(Records that describe figures)
=-=-=-=-=
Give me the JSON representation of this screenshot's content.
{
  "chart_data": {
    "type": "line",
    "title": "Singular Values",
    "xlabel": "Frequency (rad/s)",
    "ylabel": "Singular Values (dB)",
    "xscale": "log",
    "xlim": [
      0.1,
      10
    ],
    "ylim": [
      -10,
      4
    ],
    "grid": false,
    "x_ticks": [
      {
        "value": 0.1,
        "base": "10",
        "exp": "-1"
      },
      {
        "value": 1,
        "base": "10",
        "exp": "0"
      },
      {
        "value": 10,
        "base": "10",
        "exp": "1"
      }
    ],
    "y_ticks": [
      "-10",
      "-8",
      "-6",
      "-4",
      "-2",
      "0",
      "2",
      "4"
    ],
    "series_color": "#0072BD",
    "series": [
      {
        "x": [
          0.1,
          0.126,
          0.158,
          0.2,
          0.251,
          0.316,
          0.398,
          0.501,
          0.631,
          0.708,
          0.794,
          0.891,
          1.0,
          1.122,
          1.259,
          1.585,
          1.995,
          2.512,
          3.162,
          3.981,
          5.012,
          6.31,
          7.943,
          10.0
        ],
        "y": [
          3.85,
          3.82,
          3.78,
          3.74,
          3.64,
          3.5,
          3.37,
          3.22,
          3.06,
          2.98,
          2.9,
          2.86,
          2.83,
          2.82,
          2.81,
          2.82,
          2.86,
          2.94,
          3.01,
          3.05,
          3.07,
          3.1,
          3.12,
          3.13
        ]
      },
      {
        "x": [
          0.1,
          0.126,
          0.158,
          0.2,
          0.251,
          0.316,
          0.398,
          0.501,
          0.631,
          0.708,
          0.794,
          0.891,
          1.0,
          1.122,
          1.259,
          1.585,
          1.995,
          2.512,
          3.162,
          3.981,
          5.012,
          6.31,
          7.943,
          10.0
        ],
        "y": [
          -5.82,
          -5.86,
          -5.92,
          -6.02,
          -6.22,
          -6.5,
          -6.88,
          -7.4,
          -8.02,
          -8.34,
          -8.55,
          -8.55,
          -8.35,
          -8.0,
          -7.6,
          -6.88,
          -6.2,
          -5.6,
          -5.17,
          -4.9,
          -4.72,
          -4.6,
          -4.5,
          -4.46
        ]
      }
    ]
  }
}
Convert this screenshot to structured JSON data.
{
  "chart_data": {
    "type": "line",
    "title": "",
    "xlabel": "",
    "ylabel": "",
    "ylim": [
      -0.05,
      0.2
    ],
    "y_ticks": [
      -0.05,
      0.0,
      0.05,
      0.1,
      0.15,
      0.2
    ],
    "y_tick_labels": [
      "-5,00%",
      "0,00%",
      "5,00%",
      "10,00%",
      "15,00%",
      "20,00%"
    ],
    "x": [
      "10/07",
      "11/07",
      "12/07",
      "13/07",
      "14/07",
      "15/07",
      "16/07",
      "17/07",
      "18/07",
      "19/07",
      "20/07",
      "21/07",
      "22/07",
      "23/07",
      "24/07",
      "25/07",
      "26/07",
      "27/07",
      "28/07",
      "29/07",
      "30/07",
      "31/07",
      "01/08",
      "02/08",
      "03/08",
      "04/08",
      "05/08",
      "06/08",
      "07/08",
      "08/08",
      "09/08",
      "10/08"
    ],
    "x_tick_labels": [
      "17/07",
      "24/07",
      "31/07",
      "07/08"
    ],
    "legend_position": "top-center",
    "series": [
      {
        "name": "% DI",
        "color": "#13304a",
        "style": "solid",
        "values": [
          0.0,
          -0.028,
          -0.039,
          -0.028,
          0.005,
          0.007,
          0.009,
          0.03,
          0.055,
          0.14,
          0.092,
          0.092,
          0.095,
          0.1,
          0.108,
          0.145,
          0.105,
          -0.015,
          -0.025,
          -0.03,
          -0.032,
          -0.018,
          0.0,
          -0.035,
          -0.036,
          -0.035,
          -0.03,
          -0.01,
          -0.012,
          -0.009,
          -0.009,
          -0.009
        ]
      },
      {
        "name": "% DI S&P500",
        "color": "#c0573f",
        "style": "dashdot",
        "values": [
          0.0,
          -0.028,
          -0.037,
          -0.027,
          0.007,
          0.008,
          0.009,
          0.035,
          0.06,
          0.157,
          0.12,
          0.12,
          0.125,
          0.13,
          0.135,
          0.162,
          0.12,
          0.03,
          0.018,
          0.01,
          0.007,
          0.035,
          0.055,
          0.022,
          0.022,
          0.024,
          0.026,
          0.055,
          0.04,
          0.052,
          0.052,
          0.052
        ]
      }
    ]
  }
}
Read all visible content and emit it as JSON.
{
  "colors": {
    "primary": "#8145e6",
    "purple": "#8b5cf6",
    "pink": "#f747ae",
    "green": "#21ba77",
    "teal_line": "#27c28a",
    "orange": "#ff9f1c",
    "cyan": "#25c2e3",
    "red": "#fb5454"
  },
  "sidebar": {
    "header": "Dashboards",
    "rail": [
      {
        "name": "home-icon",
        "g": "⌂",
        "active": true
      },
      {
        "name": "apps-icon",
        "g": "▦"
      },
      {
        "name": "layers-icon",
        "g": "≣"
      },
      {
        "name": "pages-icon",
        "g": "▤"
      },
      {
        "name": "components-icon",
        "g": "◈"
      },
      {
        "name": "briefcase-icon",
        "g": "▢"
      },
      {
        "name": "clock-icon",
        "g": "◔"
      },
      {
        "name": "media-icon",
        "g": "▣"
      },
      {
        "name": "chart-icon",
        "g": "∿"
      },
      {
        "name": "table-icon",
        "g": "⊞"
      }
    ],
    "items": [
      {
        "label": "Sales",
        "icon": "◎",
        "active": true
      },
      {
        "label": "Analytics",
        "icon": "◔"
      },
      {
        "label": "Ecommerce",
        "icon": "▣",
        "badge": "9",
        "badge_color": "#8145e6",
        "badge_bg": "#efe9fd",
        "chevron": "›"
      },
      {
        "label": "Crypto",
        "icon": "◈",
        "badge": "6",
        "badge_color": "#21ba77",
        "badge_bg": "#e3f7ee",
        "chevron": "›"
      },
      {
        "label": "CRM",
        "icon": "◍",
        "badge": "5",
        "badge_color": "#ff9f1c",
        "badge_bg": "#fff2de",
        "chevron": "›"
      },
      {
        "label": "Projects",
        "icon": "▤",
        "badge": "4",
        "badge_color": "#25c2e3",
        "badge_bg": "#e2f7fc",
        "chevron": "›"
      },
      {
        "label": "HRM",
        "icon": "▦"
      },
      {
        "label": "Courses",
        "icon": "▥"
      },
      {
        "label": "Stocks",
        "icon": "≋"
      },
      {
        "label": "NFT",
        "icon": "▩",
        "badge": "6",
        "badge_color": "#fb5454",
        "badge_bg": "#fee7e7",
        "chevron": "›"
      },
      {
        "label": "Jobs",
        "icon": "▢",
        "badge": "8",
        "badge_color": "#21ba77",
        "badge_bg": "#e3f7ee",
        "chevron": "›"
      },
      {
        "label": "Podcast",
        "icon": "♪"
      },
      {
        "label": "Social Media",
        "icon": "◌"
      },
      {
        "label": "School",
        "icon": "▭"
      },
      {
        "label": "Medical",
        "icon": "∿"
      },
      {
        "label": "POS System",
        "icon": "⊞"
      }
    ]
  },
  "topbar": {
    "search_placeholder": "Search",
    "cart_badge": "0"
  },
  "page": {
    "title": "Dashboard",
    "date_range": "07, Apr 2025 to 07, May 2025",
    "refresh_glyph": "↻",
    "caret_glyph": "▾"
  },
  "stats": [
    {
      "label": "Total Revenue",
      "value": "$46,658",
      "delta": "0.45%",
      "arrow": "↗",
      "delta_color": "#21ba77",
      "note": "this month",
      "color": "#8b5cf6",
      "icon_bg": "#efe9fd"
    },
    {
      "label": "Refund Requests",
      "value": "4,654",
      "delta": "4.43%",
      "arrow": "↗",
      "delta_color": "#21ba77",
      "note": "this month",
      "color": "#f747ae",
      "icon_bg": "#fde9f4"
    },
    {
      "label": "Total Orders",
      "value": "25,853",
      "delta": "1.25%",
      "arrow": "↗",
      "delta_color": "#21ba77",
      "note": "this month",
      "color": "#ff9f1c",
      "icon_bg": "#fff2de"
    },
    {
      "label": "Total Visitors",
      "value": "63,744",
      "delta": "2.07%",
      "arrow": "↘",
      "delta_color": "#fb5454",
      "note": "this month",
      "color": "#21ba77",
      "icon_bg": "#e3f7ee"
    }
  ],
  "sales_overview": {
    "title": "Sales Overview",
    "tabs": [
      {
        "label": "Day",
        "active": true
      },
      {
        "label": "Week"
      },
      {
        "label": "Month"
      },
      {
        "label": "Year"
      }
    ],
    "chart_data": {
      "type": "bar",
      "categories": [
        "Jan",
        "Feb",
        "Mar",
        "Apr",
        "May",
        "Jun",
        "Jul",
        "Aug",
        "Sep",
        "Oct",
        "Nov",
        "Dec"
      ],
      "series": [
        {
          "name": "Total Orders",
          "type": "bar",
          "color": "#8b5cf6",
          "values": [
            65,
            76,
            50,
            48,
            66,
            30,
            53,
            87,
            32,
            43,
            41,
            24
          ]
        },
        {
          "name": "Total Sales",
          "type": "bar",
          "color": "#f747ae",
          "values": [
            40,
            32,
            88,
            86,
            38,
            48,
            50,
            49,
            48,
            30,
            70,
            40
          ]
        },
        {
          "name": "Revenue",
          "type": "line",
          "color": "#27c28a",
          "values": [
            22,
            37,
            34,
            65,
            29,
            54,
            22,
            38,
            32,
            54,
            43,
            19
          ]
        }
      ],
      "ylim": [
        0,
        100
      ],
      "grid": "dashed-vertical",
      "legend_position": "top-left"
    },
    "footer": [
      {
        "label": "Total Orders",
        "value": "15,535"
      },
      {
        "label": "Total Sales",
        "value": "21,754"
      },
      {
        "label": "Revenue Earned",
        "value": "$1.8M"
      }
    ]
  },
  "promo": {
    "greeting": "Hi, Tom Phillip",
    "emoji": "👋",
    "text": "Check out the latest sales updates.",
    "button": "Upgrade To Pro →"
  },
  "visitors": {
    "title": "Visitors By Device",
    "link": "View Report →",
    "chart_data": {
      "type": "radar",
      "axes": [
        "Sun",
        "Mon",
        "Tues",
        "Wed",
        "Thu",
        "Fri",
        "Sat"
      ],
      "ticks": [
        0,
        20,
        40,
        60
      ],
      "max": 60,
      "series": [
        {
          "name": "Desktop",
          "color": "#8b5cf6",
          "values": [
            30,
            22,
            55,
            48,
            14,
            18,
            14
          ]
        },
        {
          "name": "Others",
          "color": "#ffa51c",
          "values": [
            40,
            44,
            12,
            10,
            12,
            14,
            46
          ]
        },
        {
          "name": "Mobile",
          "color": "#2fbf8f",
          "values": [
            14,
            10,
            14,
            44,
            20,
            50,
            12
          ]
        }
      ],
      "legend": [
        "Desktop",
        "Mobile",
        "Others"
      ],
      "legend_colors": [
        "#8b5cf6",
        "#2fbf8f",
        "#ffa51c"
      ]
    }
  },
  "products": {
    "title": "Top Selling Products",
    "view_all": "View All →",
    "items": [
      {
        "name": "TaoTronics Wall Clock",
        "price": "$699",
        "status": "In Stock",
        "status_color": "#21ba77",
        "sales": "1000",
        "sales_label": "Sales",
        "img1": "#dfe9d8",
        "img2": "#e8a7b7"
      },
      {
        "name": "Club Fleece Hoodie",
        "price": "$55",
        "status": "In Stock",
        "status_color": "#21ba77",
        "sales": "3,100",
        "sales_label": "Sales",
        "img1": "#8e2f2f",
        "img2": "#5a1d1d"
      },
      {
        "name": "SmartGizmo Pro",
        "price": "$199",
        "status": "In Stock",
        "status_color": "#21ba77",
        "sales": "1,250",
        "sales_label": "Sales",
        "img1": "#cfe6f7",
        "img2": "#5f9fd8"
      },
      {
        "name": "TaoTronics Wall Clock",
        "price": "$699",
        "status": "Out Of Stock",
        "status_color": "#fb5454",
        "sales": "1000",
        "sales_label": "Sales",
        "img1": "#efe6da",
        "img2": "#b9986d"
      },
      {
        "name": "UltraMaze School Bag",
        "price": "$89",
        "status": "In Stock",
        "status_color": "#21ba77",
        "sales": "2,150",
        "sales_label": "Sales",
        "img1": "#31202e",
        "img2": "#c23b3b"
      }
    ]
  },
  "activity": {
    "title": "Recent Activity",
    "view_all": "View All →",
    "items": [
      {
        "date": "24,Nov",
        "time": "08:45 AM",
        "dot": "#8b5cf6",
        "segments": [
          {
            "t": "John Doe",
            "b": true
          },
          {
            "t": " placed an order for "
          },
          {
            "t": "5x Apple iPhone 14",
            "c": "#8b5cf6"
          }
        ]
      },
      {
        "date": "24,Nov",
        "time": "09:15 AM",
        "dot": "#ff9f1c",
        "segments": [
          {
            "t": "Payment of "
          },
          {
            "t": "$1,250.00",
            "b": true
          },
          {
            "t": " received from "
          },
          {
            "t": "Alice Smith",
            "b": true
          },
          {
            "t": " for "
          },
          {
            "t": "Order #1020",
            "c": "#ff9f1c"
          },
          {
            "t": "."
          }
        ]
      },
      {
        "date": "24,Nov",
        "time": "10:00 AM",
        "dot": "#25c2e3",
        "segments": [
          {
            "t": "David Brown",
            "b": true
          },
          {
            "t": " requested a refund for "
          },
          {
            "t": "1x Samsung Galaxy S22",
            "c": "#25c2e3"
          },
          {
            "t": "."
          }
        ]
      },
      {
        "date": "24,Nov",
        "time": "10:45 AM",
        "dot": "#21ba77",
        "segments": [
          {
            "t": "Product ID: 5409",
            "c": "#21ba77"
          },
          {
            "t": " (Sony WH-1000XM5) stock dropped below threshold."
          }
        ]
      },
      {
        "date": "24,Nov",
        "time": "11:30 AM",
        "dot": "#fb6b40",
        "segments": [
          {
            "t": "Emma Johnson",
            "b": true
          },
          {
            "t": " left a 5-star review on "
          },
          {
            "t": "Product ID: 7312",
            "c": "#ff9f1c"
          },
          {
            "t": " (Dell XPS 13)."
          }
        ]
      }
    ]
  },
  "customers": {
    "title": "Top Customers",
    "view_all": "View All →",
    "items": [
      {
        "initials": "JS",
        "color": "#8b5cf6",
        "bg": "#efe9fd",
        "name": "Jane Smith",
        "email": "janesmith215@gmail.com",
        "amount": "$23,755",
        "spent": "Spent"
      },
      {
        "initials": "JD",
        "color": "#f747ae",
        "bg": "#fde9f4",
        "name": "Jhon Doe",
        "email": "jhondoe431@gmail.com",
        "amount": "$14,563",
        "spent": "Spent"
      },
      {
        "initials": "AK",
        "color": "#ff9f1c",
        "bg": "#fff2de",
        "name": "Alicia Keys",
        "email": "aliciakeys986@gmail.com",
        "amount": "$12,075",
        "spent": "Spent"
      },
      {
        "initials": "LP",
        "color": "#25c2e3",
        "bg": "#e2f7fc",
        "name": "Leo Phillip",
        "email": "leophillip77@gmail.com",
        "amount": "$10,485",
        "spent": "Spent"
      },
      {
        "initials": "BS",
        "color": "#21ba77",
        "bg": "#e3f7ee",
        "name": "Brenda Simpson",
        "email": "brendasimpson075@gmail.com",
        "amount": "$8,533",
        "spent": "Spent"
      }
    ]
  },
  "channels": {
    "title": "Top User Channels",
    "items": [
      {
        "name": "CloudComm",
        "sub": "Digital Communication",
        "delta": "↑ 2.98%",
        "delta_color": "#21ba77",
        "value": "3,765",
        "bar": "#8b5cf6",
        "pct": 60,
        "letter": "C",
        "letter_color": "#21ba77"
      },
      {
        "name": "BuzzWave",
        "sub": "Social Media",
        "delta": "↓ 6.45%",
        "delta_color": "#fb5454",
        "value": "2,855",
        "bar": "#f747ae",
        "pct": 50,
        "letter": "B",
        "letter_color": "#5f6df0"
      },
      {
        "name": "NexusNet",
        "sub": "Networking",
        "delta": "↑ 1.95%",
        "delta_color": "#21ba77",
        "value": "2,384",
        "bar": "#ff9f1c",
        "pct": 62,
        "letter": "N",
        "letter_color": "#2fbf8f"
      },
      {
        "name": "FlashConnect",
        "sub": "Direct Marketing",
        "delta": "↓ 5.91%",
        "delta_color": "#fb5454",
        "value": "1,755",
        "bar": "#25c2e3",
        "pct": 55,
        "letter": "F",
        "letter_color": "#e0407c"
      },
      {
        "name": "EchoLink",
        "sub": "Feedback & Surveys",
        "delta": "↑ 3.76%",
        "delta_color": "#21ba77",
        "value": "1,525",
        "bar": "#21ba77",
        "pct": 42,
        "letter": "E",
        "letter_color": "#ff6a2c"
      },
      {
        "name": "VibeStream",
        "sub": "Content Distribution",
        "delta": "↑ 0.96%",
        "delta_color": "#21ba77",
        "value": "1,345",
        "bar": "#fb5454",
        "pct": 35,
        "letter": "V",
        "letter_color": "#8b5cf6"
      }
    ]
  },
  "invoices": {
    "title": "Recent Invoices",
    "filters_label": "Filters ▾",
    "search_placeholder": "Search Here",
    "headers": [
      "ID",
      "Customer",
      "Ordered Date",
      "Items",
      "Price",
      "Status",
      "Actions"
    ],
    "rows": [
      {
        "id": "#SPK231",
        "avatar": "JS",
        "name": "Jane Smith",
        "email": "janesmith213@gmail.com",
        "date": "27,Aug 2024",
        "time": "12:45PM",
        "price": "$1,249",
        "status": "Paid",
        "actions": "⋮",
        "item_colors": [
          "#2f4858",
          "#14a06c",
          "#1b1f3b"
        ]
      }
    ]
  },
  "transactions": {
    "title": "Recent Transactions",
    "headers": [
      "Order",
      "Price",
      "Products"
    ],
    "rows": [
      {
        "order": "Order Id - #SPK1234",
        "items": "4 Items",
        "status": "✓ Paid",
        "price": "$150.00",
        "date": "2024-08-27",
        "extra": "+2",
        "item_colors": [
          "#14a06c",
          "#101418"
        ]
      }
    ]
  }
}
=-=-=-=-=
Work instructions:
Take every line from the data above that holds "Revenue" and copy it out.

Response:
      "label": "Total Revenue",
          "name": "Revenue",
        "label": "Revenue Earned",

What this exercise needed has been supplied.